Task requirements: Transcribe the material word for word, but without the images.

═══ Supplied material ═══

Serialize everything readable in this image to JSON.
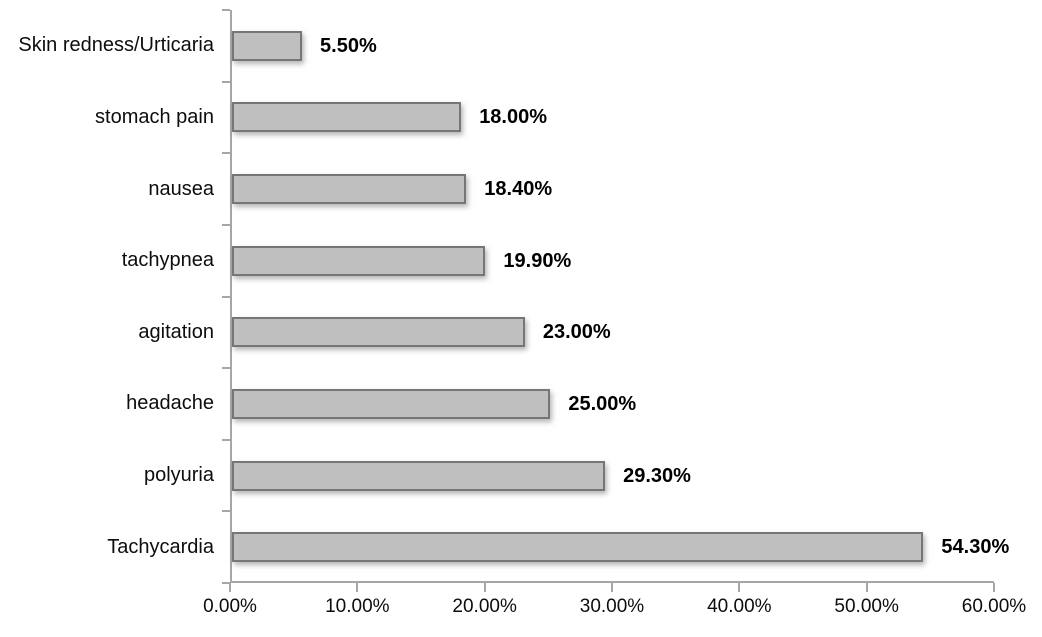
{
  "chart_data": {
    "type": "bar",
    "orientation": "horizontal",
    "title": "",
    "xlabel": "",
    "ylabel": "",
    "grid": false,
    "legend": false,
    "categories": [
      "Skin redness/Urticaria",
      "stomach pain",
      "nausea",
      "tachypnea",
      "agitation",
      "headache",
      "polyuria",
      "Tachycardia"
    ],
    "values": [
      5.5,
      18.0,
      18.4,
      19.9,
      23.0,
      25.0,
      29.3,
      54.3
    ],
    "value_labels": [
      "5.50%",
      "18.00%",
      "18.40%",
      "19.90%",
      "23.00%",
      "25.00%",
      "29.30%",
      "54.30%"
    ],
    "x_ticks": [
      "0.00%",
      "10.00%",
      "20.00%",
      "30.00%",
      "40.00%",
      "50.00%",
      "60.00%"
    ],
    "x_tick_values": [
      0,
      10,
      20,
      30,
      40,
      50,
      60
    ],
    "xlim": [
      0,
      60
    ],
    "colors": {
      "bar_fill": "#bfbfbf",
      "bar_border": "#767676",
      "axis": "#a6a6a6",
      "text": "#0d0d0d"
    }
  }
}
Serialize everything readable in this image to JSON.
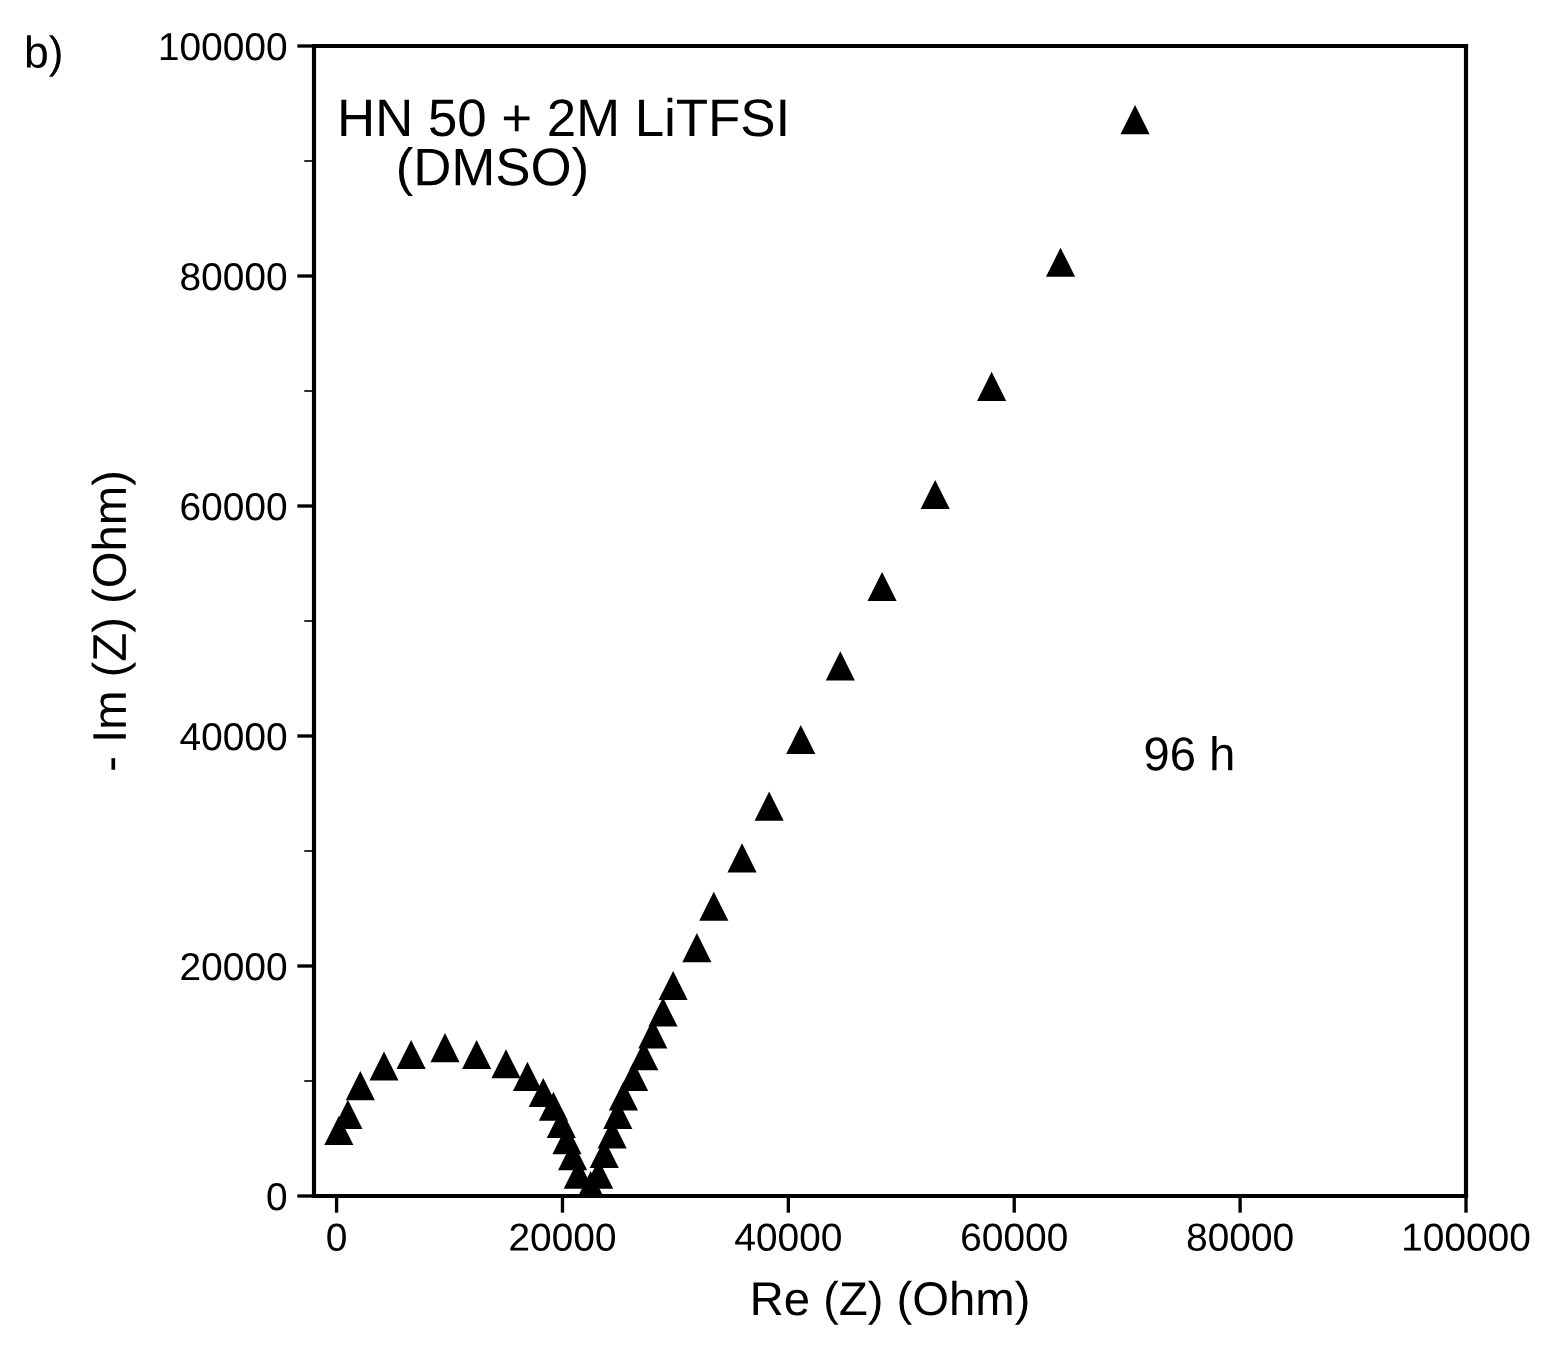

═══

Answer for the task:
Serialize everything readable in this image to JSON.
{
  "chart_data": {
    "type": "bar",
    "orientation": "horizontal",
    "title": "",
    "xlabel": "",
    "ylabel": "",
    "grid": false,
    "legend": false,
    "categories": [
      "Skin redness/Urticaria",
      "stomach pain",
      "nausea",
      "tachypnea",
      "agitation",
      "headache",
      "polyuria",
      "Tachycardia"
    ],
    "values": [
      5.5,
      18.0,
      18.4,
      19.9,
      23.0,
      25.0,
      29.3,
      54.3
    ],
    "value_labels": [
      "5.50%",
      "18.00%",
      "18.40%",
      "19.90%",
      "23.00%",
      "25.00%",
      "29.30%",
      "54.30%"
    ],
    "x_ticks": [
      "0.00%",
      "10.00%",
      "20.00%",
      "30.00%",
      "40.00%",
      "50.00%",
      "60.00%"
    ],
    "x_tick_values": [
      0,
      10,
      20,
      30,
      40,
      50,
      60
    ],
    "xlim": [
      0,
      60
    ],
    "colors": {
      "bar_fill": "#bfbfbf",
      "bar_border": "#767676",
      "axis": "#a6a6a6",
      "text": "#0d0d0d"
    }
  }
}
Serialize everything readable in this image to JSON.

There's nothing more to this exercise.